* [SOURCE DATA]
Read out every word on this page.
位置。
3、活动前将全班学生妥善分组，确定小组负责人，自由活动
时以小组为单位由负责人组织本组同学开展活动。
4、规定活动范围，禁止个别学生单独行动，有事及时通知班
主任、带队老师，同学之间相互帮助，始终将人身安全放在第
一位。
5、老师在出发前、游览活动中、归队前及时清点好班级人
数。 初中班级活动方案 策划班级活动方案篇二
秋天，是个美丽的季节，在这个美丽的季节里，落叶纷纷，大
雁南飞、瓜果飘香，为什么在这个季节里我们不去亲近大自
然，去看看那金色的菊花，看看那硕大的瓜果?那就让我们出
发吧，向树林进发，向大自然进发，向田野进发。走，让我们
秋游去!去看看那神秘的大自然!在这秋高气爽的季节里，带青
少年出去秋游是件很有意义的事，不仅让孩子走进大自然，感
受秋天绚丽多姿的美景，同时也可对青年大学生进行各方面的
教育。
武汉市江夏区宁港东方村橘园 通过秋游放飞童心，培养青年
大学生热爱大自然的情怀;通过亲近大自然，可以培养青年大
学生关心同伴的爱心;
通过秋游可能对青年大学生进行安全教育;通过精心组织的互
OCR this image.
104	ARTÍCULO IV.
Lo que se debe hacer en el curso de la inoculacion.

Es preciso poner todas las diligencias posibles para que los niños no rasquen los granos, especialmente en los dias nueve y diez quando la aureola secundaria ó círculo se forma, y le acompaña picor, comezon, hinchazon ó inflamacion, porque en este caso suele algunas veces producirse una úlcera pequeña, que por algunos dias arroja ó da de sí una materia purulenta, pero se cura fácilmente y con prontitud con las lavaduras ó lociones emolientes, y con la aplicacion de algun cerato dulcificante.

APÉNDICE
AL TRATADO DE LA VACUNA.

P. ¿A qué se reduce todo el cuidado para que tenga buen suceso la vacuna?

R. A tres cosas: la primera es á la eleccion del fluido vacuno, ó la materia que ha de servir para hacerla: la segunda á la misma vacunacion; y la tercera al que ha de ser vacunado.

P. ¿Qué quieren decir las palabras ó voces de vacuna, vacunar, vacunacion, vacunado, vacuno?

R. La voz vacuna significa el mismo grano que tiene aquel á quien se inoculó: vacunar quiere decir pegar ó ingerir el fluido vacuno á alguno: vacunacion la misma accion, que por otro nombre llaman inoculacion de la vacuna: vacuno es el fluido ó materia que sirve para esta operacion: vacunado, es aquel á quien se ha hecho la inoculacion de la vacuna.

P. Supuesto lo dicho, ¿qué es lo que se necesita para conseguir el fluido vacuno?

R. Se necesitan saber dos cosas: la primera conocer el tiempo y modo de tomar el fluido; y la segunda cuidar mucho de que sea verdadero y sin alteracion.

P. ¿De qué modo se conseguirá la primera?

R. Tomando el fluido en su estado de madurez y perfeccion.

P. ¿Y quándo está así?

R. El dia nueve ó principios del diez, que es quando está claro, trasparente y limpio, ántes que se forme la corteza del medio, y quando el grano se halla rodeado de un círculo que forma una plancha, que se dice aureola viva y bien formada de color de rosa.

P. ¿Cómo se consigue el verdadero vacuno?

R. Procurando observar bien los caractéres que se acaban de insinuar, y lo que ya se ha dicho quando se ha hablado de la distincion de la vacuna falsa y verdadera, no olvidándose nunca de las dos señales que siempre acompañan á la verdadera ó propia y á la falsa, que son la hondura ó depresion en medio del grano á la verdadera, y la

* [TASK STATEMENT] Restate the records, all of them, precisely as written.

* [COMPLETED EXERCISE]
Read out every word on this page.
位置。
3、活动前将全班学生妥善分组，确定小组负责人，自由活动
时以小组为单位由负责人组织本组同学开展活动。
4、规定活动范围，禁止个别学生单独行动，有事及时通知班
主任、带队老师，同学之间相互帮助，始终将人身安全放在第
一位。
5、老师在出发前、游览活动中、归队前及时清点好班级人
数。 初中班级活动方案 策划班级活动方案篇二
秋天，是个美丽的季节，在这个美丽的季节里，落叶纷纷，大
雁南飞、瓜果飘香，为什么在这个季节里我们不去亲近大自
然，去看看那金色的菊花，看看那硕大的瓜果?那就让我们出
发吧，向树林进发，向大自然进发，向田野进发。走，让我们
秋游去!去看看那神秘的大自然!在这秋高气爽的季节里，带青
少年出去秋游是件很有意义的事，不仅让孩子走进大自然，感
受秋天绚丽多姿的美景，同时也可对青年大学生进行各方面的
教育。
武汉市江夏区宁港东方村橘园 通过秋游放飞童心，培养青年
大学生热爱大自然的情怀;通过亲近大自然，可以培养青年大
学生关心同伴的爱心;
通过秋游可能对青年大学生进行安全教育;通过精心组织的互
OCR this image.
104	ARTÍCULO IV.
Lo que se debe hacer en el curso de la inoculacion.

Es preciso poner todas las diligencias posibles para que los niños no rasquen los granos, especialmente en los dias nueve y diez quando la aureola secundaria ó círculo se forma, y le acompaña picor, comezon, hinchazon ó inflamacion, porque en este caso suele algunas veces producirse una úlcera pequeña, que por algunos dias arroja ó da de sí una materia purulenta, pero se cura fácilmente y con prontitud con las lavaduras ó lociones emolientes, y con la aplicacion de algun cerato dulcificante.

APÉNDICE
AL TRATADO DE LA VACUNA.

P. ¿A qué se reduce todo el cuidado para que tenga buen suceso la vacuna?

R. A tres cosas: la primera es á la eleccion del fluido vacuno, ó la materia que ha de servir para hacerla: la segunda á la misma vacunacion; y la tercera al que ha de ser vacunado.

P. ¿Qué quieren decir las palabras ó voces de vacuna, vacunar, vacunacion, vacunado, vacuno?

R. La voz vacuna significa el mismo grano que tiene aquel á quien se inoculó: vacunar quiere decir pegar ó ingerir el fluido vacuno á alguno: vacunacion la misma accion, que por otro nombre llaman inoculacion de la vacuna: vacuno es el fluido ó materia que sirve para esta operacion: vacunado, es aquel á quien se ha hecho la inoculacion de la vacuna.

P. Supuesto lo dicho, ¿qué es lo que se necesita para conseguir el fluido vacuno?

R. Se necesitan saber dos cosas: la primera conocer el tiempo y modo de tomar el fluido; y la segunda cuidar mucho de que sea verdadero y sin alteracion.

P. ¿De qué modo se conseguirá la primera?

R. Tomando el fluido en su estado de madurez y perfeccion.

P. ¿Y quándo está así?

R. El dia nueve ó principios del diez, que es quando está claro, trasparente y limpio, ántes que se forme la corteza del medio, y quando el grano se halla rodeado de un círculo que forma una plancha, que se dice aureola viva y bien formada de color de rosa.

P. ¿Cómo se consigue el verdadero vacuno?

R. Procurando observar bien los caractéres que se acaban de insinuar, y lo que ya se ha dicho quando se ha hablado de la distincion de la vacuna falsa y verdadera, no olvidándose nunca de las dos señales que siempre acompañan á la verdadera ó propia y á la falsa, que son la hondura ó depresion en medio del grano á la verdadera, y la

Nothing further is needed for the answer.